(Records contained in a dataset)
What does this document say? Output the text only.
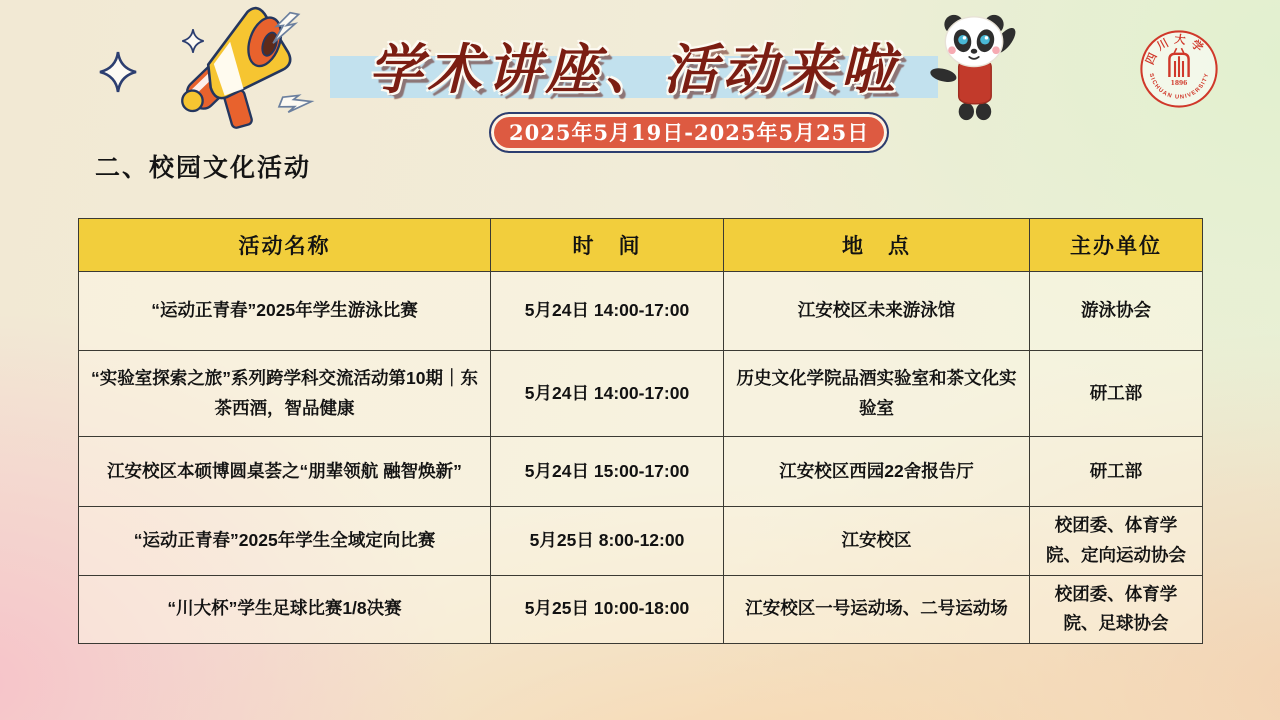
学术讲座、活动来啦
2025年5月19日-2025年5月25日
四川大学
SICHUAN UNIVERSITY
1896
二、校园文化活动
活动名称	时　间	地　点	主办单位
“运动正青春”2025年学生游泳比赛	5月24日 14:00-17:00	江安校区未来游泳馆	游泳协会
“实验室探索之旅”系列跨学科交流活动第10期｜东茶西酒，智品健康	5月24日 14:00-17:00	历史文化学院品酒实验室和茶文化实验室	研工部
江安校区本硕博圆桌荟之“朋辈领航 融智焕新”	5月24日 15:00-17:00	江安校区西园22舍报告厅	研工部
“运动正青春”2025年学生全域定向比赛	5月25日 8:00-12:00	江安校区	校团委、体育学院、定向运动协会
“川大杯”学生足球比赛1/8决赛	5月25日 10:00-18:00	江安校区一号运动场、二号运动场	校团委、体育学院、足球协会
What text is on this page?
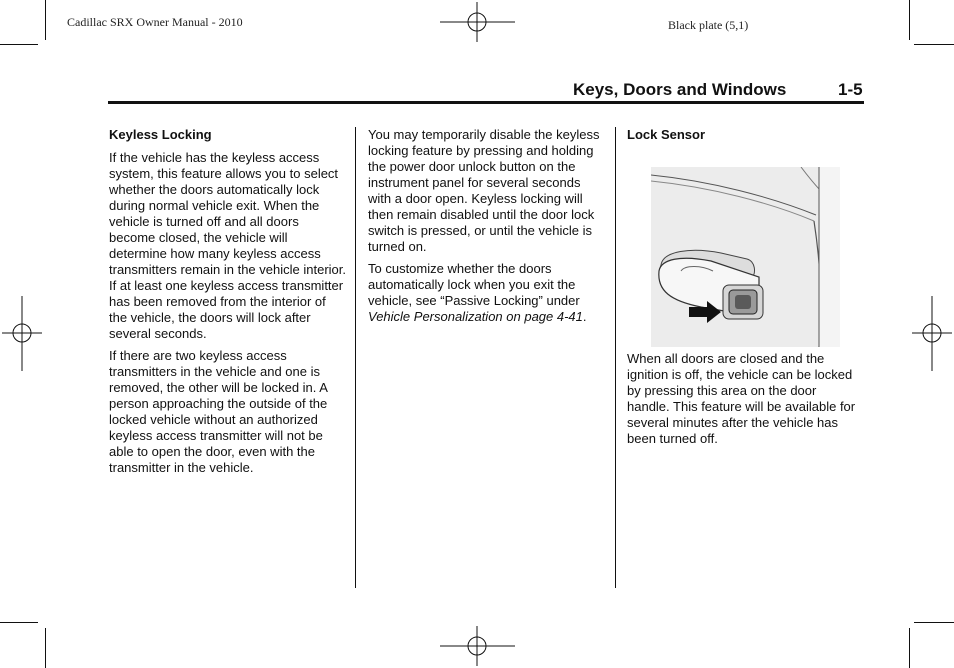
Cadillac SRX Owner Manual - 2010	Black plate (5,1)
Keys, Doors and Windows	1-5
Keyless Locking

If the vehicle has the keyless access system, this feature allows you to select whether the doors automatically lock during normal vehicle exit. When the vehicle is turned off and all doors become closed, the vehicle will determine how many keyless access transmitters remain in the vehicle interior. If at least one keyless access transmitter has been removed from the interior of the vehicle, the doors will lock after several seconds.

If there are two keyless access transmitters in the vehicle and one is removed, the other will be locked in. A person approaching the outside of the locked vehicle without an authorized keyless access transmitter will not be able to open the door, even with the transmitter in the vehicle.

You may temporarily disable the keyless locking feature by pressing and holding the power door unlock button on the instrument panel for several seconds with a door open. Keyless locking will then remain disabled until the door lock switch is pressed, or until the vehicle is turned on.

To customize whether the doors automatically lock when you exit the vehicle, see “Passive Locking” under Vehicle Personalization on page 4-41.

Lock Sensor

When all doors are closed and the ignition is off, the vehicle can be locked by pressing this area on the door handle. This feature will be available for several minutes after the vehicle has been turned off.
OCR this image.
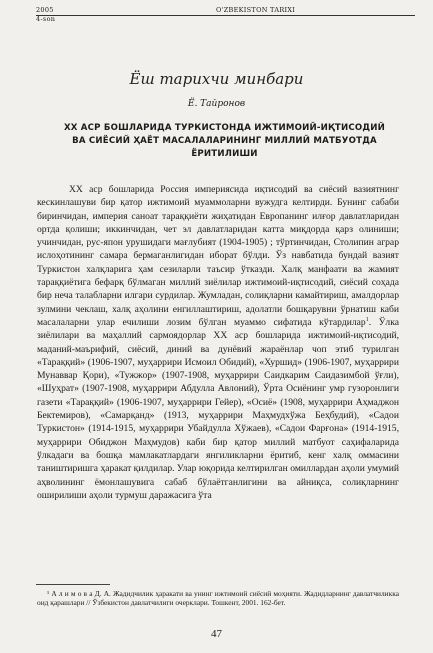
2005	O'ZBEKISTON TARIXI
4-son
Ёш тарихчи минбари
Ё. Тайронов
ХХ АСР БОШЛАРИДА ТУРКИСТОНДА ИЖТИМОИЙ-ИҚТИСОДИЙ ВА СИЁСИЙ ҲАЁТ МАСАЛАЛАРИНИНГ МИЛЛИЙ МАТБУОТДА ЁРИТИЛИШИ

ХХ аср бошларида Россия империясида иқтисодий ва сиёсий вазиятнинг кескинлашуви бир қатор ижтимоий муаммоларни вужудга келтирди. Бунинг сабаби биринчидан, империя саноат тараққиёти жиҳатидан Европанинг илғор давлатларидан ортда қолиши; иккинчидан, чет эл давлатларидан катта миқдорда қарз олиниши; учинчидан, рус-япон урушидаги мағлубият (1904-1905) ; тўртинчидан, Столипин аграр ислоҳотининг самара бермаганлигидан иборат бўлди. Ўз навбатида бундай вазият Туркистон халқларига ҳам сезиларли таъсир ўтказди. Халқ манфаати ва жамият тараққиётига бефарқ бўлмаган миллий зиёлилар ижтимоий-иқтисодий, сиёсий соҳада бир неча талабларни илгари сурдилар. Жумладан, солиқларни камайтириш, амалдорлар зулмини чеклаш, халқ аҳолини енгиллаштириш, адолатли бошқарувни ўрнатиш каби масалаларни улар ечилиши лозим бўлган муаммо сифатида кўтардилар$^1$. Ўлка зиёлилари ва маҳаллий сармоядорлар ХХ аср бошларида ижтимоий-иқтисодий, маданий-маърифий, сиёсий, диний ва дунёвий жараёнлар чоп этиб турилган «Тараққий» (1906-1907, муҳаррири Исмоил Обидий), «Хуршид» (1906-1907, муҳаррири Мунаввар Қори), «Тужжор» (1907-1908, муҳаррири Саидкарим Саидазимбой ўғли), «Шуҳрат» (1907-1908, муҳаррири Абдулла Авлоний), Ўрта Осиёнинг умр гузоронлиги газети «Тараққий» (1906-1907, муҳаррири Гейер), «Осиё» (1908, муҳаррири Аҳмаджон Бектемиров), «Самарқанд» (1913, муҳаррири Маҳмудхўжа Беҳбудий), «Садои Туркистон» (1914-1915, муҳаррири Убайдулла Хўжаев), «Садои Фарғона» (1914-1915, муҳаррири Обиджон Маҳмудов) каби бир қатор миллий матбуот саҳифаларида ўлкадаги ва бошқа мамлакатлардаги янгиликларни ёритиб, кенг халқ оммасини таништиришга ҳаракат қилдилар. Улар юқорида келтирилган омиллардан аҳоли умумий аҳволининг ёмонлашувига сабаб бўлаётганлигини ва айниқса, солиқларнинг оширилиши аҳоли турмуш даражасига ўта

¹ А л и м о в а Д. А. Жадидчилик ҳаракати ва унинг ижтимоий сиёсий моҳияти. Жадидларнинг давлатчиликка оид қарашлари // Ўзбекистон давлатчилиги очерклари. Тошкент, 2001. 162-бет.

47
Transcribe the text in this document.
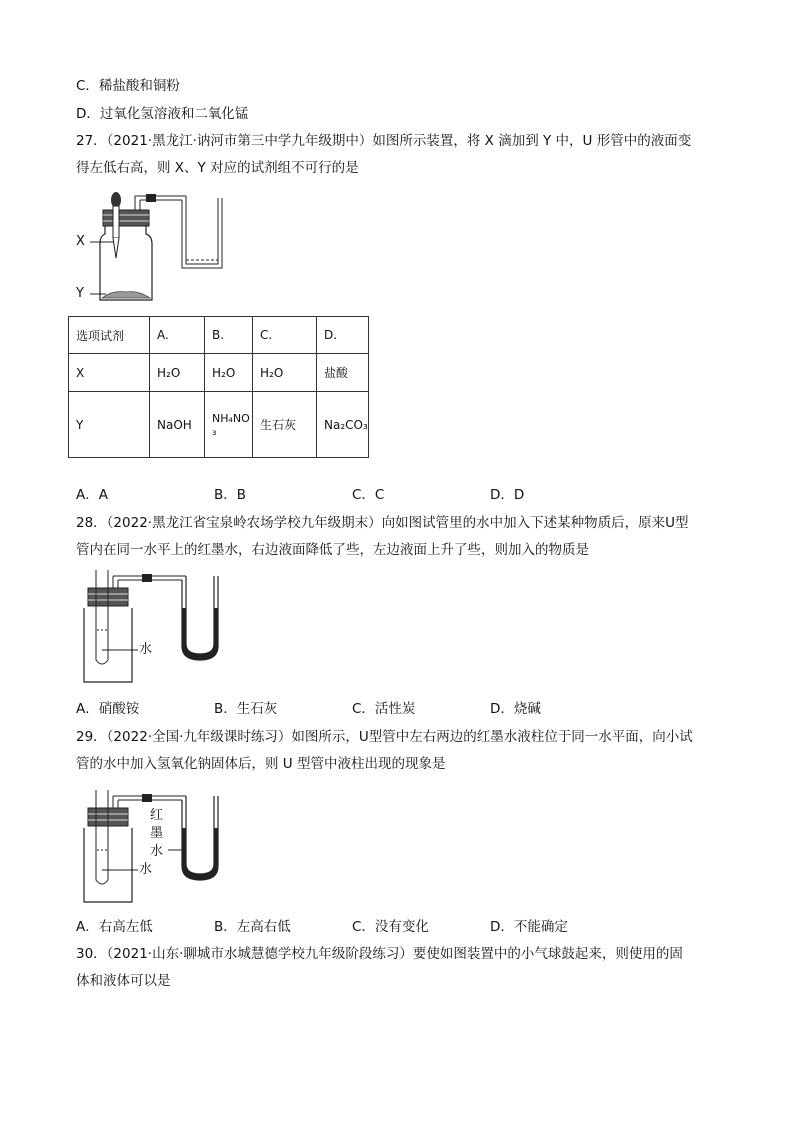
C．稀盐酸和铜粉
D．过氧化氢溶液和二氧化锰
27．（2021·黑龙江·讷河市第三中学九年级期中）如图所示装置，将 X 滴加到 Y 中，U 形管中的液面变
得左低右高，则 X、Y 对应的试剂组不可行的是
X
Y
选项试剂	A.	B.	C.	D.
X	H₂O	H₂O	H₂O	盐酸
Y	NaOH	NH₄NO₃	生石灰	Na₂CO₃
A．A	B．B	C．C	D．D
28．（2022·黑龙江省宝泉岭农场学校九年级期末）向如图试管里的水中加入下述某种物质后，原来U型
管内在同一水平上的红墨水，右边液面降低了些，左边液面上升了些，则加入的物质是
水
A．硝酸铵	B．生石灰	C．活性炭	D．烧碱
29．（2022·全国·九年级课时练习）如图所示，U型管中左右两边的红墨水液柱位于同一水平面，向小试
管的水中加入氢氧化钠固体后，则 U 型管中液柱出现的现象是
红
墨
水
水
A．右高左低	B．左高右低	C．没有变化	D．不能确定
30．（2021·山东·聊城市水城慧德学校九年级阶段练习）要使如图装置中的小气球鼓起来，则使用的固
体和液体可以是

— Set task —
Where a line holds "access", copy it out.

— Output for this exercise —
If the vehicle has the keyless access system, this feature allows you to select whether the doors automatically lock during normal vehicle exit. When the vehicle is turned off and all doors become closed, the vehicle will determine how many keyless access transmitters remain in the vehicle interior. If at least one keyless access transmitter has been removed from the interior of the vehicle, the doors will lock after several seconds.
If there are two keyless access transmitters in the vehicle and one is removed, the other will be locked in. A person approaching the outside of the locked vehicle without an authorized keyless access transmitter will not be able to open the door, even with the transmitter in the vehicle.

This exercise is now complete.